# Start of SELECTED EXTRACT

Many are firmly fixed on the idea that making a loan recourse reduces default risk. Here is Greg Mankiw, for example:
How might the feds ensure repayment of these mortgages? One possibility is to make them recourse mortgages (that is, the lender would have recourse to the borrower's other assets, if the borrower defaults and the house value falls below the mortgage principal).
In my experience this is not the case; I've talked about why here. In a nutshell, there are factors far more influential than potential loss of other assets that drive borrower behavior (for example, ability to pay).
Another reason recourse is rarely pursued by lenders is because it is invariably a judicial process. Non-judicial foreclosures through trustee sales are just that – non-judicial, with a fixed time frames, no hearings, and precisely known fees. Once you get attorneys, judges, and even juries involved in a process, both costs and uncertainty escalate dramatically.

# End of SELECTED EXTRACT
# Start of LISTING

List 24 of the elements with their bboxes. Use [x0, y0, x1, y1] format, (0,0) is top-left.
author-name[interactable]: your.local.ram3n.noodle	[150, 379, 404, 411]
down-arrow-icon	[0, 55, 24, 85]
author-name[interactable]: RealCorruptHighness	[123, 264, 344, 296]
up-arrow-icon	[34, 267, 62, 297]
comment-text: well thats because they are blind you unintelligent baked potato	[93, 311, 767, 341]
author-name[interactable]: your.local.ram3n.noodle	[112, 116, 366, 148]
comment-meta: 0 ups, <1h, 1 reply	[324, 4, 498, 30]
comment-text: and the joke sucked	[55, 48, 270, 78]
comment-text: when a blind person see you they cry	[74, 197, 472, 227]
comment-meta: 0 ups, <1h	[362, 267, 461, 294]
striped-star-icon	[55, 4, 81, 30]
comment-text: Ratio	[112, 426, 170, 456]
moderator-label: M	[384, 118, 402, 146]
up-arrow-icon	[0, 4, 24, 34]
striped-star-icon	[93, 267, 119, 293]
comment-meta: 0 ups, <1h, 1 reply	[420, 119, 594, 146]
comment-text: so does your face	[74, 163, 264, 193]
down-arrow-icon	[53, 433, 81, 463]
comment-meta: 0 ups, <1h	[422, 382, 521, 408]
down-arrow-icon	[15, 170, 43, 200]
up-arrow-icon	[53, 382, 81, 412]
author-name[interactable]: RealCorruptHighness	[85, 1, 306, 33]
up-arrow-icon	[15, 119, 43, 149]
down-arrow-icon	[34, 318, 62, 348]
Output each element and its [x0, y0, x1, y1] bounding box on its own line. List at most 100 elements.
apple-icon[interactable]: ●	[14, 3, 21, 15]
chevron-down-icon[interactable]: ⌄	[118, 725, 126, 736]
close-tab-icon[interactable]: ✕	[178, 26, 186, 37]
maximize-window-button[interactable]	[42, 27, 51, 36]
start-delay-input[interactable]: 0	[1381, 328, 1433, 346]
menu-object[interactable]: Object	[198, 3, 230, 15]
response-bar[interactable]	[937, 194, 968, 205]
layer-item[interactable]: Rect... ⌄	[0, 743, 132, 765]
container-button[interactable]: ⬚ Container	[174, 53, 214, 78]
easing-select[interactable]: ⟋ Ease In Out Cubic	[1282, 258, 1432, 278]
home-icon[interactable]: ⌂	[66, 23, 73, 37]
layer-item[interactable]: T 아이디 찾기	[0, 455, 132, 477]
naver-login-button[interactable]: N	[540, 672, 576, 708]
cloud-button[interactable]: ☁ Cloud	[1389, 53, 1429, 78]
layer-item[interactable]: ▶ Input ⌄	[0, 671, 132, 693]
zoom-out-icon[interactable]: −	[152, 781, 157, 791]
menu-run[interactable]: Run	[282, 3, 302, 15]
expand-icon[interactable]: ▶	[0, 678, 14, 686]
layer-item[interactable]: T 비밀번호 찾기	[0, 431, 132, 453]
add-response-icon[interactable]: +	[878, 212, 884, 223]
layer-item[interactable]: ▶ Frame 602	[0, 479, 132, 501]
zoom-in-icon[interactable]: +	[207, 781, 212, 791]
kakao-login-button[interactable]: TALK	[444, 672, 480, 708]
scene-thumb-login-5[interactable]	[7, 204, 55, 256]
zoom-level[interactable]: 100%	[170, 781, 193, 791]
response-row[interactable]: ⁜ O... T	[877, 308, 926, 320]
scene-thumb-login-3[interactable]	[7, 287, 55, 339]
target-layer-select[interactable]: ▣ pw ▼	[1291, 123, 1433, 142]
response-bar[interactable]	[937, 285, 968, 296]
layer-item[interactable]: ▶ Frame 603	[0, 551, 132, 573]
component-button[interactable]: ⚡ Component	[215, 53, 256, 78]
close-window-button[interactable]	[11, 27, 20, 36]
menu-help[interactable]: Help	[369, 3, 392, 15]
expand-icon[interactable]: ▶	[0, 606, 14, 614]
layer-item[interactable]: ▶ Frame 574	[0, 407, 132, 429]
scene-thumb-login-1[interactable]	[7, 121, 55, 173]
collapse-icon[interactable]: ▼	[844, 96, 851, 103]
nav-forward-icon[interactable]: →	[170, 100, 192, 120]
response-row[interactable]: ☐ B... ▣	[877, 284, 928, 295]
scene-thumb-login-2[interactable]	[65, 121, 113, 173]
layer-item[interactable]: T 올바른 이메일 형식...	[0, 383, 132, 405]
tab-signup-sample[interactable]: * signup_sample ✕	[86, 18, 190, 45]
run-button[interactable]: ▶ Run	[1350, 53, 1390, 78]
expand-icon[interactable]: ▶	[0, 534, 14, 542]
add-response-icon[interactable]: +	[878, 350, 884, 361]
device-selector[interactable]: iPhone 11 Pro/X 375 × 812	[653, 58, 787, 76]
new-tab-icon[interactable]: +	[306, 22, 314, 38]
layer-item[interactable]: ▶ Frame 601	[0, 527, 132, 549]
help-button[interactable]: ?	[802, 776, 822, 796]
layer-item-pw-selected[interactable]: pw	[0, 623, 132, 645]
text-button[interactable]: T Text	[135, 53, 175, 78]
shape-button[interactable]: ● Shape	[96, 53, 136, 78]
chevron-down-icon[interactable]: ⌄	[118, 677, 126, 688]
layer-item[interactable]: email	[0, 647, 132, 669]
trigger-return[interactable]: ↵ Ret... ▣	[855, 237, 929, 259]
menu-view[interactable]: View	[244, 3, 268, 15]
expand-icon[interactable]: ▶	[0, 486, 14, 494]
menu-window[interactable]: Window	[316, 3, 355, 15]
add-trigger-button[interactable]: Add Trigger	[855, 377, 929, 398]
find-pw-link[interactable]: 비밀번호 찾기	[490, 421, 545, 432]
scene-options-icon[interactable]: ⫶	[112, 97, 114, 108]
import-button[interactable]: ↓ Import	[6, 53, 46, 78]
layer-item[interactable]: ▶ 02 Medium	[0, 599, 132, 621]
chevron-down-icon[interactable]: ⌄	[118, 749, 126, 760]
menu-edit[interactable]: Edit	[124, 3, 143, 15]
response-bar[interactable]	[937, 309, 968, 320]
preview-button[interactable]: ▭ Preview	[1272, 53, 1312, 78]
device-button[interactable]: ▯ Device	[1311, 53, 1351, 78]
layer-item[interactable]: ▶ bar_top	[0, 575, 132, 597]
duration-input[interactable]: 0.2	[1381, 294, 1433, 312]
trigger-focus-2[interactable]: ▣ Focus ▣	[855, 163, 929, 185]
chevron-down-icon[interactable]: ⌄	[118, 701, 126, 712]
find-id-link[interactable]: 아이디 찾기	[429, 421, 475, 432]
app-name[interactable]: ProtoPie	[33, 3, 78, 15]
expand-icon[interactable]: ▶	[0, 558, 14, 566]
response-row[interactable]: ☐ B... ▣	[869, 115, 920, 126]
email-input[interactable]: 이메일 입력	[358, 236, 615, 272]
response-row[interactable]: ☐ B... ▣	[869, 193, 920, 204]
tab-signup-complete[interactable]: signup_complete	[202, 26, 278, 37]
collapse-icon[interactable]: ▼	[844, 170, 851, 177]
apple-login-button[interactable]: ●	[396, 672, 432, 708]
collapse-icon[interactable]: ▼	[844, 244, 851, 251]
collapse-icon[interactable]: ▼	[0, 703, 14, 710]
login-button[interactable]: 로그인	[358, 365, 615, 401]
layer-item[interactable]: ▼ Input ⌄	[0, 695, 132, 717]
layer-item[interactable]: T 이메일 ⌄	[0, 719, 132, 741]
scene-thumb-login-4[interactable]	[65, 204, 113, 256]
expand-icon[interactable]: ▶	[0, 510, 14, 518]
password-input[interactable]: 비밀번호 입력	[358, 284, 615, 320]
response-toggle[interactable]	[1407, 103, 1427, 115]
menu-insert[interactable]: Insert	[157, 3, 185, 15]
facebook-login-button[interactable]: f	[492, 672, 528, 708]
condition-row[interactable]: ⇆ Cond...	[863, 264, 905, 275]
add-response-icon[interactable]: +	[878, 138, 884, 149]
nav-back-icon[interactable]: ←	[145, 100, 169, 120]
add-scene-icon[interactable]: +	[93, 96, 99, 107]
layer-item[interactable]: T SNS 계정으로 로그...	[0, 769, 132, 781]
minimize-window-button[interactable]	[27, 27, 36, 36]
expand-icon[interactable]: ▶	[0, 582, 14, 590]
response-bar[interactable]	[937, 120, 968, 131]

# End of LISTING

▶ [REQUIRED TASKS]:
1 - Answer these questions from the passage on recourse mortgages.
(a) Whose words are quoted as an example of the view that recourse reduces default risk?
(b) What example does the author give of a factor more influential than potential loss of other assets?
(c) What kind of process is recourse said to invariably be?
2 - Write the next part of the passage on recourse mortgages, picking up after its final sentence.
The records have no connection to the passage on recourse mortgages.

▶ [REPLIES]:
1 -
(a) Greg Mankiw's.
(b) Ability to pay.
(c) A judicial process.

2 -
This is especially true when judges are on unfamiliar territory. Back in the early 1990’s while working for an income property lender we were in court many times every week getting receivers appointed. Ordinarily this kind of work is allocated within a county to one or two judges, and given any kind of volume the attorneys and judge quickly get on the same page as to what’s expected and what the results would be. However, when the judge normally handling receiverships was on vacation, results were all over the map, because the substitute judge was not familiar with receiverships.
Processes and results also vary wildly between jurisdictions. Receiverships were routine in California, but almost impossible to obtain in Florida. A bankruptcy case which would have been resolved in 6 months in San Diego took 4 years and an appeal to the U.S. Supreme Court to resolve because it started out in Shreveport, Louisiana.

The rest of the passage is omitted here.